→ STATED GOAL: Make an exact copy of the records, with the images left out.

Collected data

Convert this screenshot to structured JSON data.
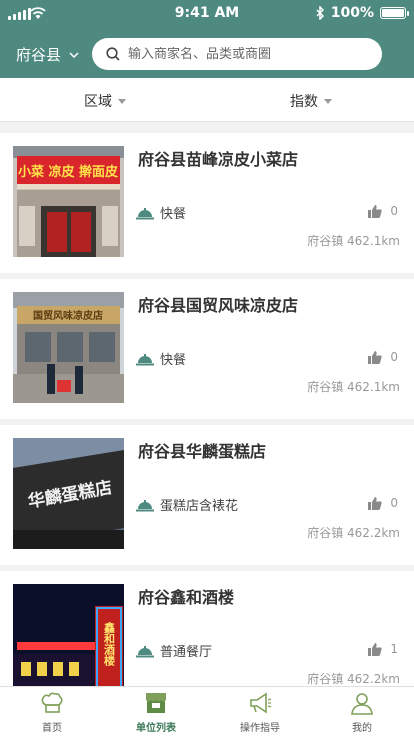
{
  "status_bar": {
    "time": "9:41 AM",
    "battery": "100%"
  },
  "header": {
    "city": "府谷县",
    "search_placeholder": "输入商家名、品类或商圈"
  },
  "filters": [
    {
      "label": "区域"
    },
    {
      "label": "指数"
    }
  ],
  "shops": [
    {
      "name": "府谷县苗峰凉皮小菜店",
      "category": "快餐",
      "likes": "0",
      "location": "府谷镇 462.1km",
      "sign_text": "小菜 凉皮 擀面皮"
    },
    {
      "name": "府谷县国贸风味凉皮店",
      "category": "快餐",
      "likes": "0",
      "location": "府谷镇 462.1km",
      "sign_text": "国贸风味凉皮店"
    },
    {
      "name": "府谷县华麟蛋糕店",
      "category": "蛋糕店含裱花",
      "likes": "0",
      "location": "府谷镇 462.2km",
      "sign_text": "华麟蛋糕店"
    },
    {
      "name": "府谷鑫和酒楼",
      "category": "普通餐厅",
      "likes": "1",
      "location": "府谷镇 462.2km",
      "sign_text": "鑫和酒楼"
    }
  ],
  "tabbar": [
    {
      "label": "首页",
      "icon": "chef-hat-icon"
    },
    {
      "label": "单位列表",
      "icon": "storefront-icon",
      "active": true
    },
    {
      "label": "操作指导",
      "icon": "megaphone-icon"
    },
    {
      "label": "我的",
      "icon": "user-icon"
    }
  ],
  "colors": {
    "header": "#4f8a80",
    "accent": "#3e7a5a"
  }
}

→ EXERCISE RESULT:
Convert this screenshot to structured JSON data.
{
  "status_bar": {
    "time": "9:41 AM",
    "battery": "100%"
  },
  "header": {
    "city": "府谷县",
    "search_placeholder": "输入商家名、品类或商圈"
  },
  "filters": [
    {
      "label": "区域"
    },
    {
      "label": "指数"
    }
  ],
  "shops": [
    {
      "name": "府谷县苗峰凉皮小菜店",
      "category": "快餐",
      "likes": "0",
      "location": "府谷镇 462.1km",
      "sign_text": "小菜 凉皮 擀面皮"
    },
    {
      "name": "府谷县国贸风味凉皮店",
      "category": "快餐",
      "likes": "0",
      "location": "府谷镇 462.1km",
      "sign_text": "国贸风味凉皮店"
    },
    {
      "name": "府谷县华麟蛋糕店",
      "category": "蛋糕店含裱花",
      "likes": "0",
      "location": "府谷镇 462.2km",
      "sign_text": "华麟蛋糕店"
    },
    {
      "name": "府谷鑫和酒楼",
      "category": "普通餐厅",
      "likes": "1",
      "location": "府谷镇 462.2km",
      "sign_text": "鑫和酒楼"
    }
  ],
  "tabbar": [
    {
      "label": "首页",
      "icon": "chef-hat-icon"
    },
    {
      "label": "单位列表",
      "icon": "storefront-icon",
      "active": true
    },
    {
      "label": "操作指导",
      "icon": "megaphone-icon"
    },
    {
      "label": "我的",
      "icon": "user-icon"
    }
  ],
  "colors": {
    "header": "#4f8a80",
    "accent": "#3e7a5a"
  }
}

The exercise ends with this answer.